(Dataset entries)
☆ ☆ ☆ ☆ ☆ ☆ ☆
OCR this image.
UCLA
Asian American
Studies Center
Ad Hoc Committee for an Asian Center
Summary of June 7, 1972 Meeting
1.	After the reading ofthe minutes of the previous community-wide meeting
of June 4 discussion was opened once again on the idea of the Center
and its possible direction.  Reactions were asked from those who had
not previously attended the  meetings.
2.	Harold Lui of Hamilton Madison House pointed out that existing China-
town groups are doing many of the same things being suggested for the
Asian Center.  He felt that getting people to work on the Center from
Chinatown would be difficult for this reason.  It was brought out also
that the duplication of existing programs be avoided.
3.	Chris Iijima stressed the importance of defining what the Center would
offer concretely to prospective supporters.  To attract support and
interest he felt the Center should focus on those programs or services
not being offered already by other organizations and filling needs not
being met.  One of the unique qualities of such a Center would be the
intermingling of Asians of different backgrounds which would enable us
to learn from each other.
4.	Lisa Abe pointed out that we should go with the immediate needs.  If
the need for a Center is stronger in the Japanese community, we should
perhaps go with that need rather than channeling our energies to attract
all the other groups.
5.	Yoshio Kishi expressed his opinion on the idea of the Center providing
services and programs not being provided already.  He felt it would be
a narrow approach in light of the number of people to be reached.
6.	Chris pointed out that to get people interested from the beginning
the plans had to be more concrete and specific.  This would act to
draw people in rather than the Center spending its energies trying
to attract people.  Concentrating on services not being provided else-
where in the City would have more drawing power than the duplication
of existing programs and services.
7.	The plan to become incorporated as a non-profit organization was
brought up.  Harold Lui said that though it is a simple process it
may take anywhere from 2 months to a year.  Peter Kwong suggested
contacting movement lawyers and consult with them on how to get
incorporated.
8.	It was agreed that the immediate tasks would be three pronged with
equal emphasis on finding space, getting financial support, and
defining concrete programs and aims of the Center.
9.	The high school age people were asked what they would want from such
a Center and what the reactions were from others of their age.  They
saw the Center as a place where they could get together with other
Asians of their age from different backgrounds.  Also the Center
☆ ☆ ☆ ☆ ☆ ☆ ☆
- _DIRECTIVE_
For the listing above, give the number of lines in which the string "more" occurs, and nothing else.

- _CORRECT RESULT_
2